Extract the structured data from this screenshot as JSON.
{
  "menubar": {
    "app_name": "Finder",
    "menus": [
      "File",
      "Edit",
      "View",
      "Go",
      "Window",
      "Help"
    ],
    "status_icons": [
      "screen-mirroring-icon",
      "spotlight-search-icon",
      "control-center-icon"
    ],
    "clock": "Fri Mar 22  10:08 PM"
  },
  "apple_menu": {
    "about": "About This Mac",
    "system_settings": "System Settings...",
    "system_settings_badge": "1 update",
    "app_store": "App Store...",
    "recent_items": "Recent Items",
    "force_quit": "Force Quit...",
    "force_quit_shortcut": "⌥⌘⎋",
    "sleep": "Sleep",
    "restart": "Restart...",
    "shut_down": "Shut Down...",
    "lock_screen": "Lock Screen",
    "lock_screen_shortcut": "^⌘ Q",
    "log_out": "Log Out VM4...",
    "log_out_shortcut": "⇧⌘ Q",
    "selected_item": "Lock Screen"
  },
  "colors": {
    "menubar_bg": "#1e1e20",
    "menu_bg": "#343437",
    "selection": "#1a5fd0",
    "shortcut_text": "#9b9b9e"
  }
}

▶ **Task objective**: Every entry must be quoted exactly as it appears above.

▶ **Exercise output**:
Extract the structured data from this screenshot as JSON.
{
  "menubar": {
    "app_name": "Finder",
    "menus": [
      "File",
      "Edit",
      "View",
      "Go",
      "Window",
      "Help"
    ],
    "status_icons": [
      "screen-mirroring-icon",
      "spotlight-search-icon",
      "control-center-icon"
    ],
    "clock": "Fri Mar 22  10:08 PM"
  },
  "apple_menu": {
    "about": "About This Mac",
    "system_settings": "System Settings...",
    "system_settings_badge": "1 update",
    "app_store": "App Store...",
    "recent_items": "Recent Items",
    "force_quit": "Force Quit...",
    "force_quit_shortcut": "⌥⌘⎋",
    "sleep": "Sleep",
    "restart": "Restart...",
    "shut_down": "Shut Down...",
    "lock_screen": "Lock Screen",
    "lock_screen_shortcut": "^⌘ Q",
    "log_out": "Log Out VM4...",
    "log_out_shortcut": "⇧⌘ Q",
    "selected_item": "Lock Screen"
  },
  "colors": {
    "menubar_bg": "#1e1e20",
    "menu_bg": "#343437",
    "selection": "#1a5fd0",
    "shortcut_text": "#9b9b9e"
  }
}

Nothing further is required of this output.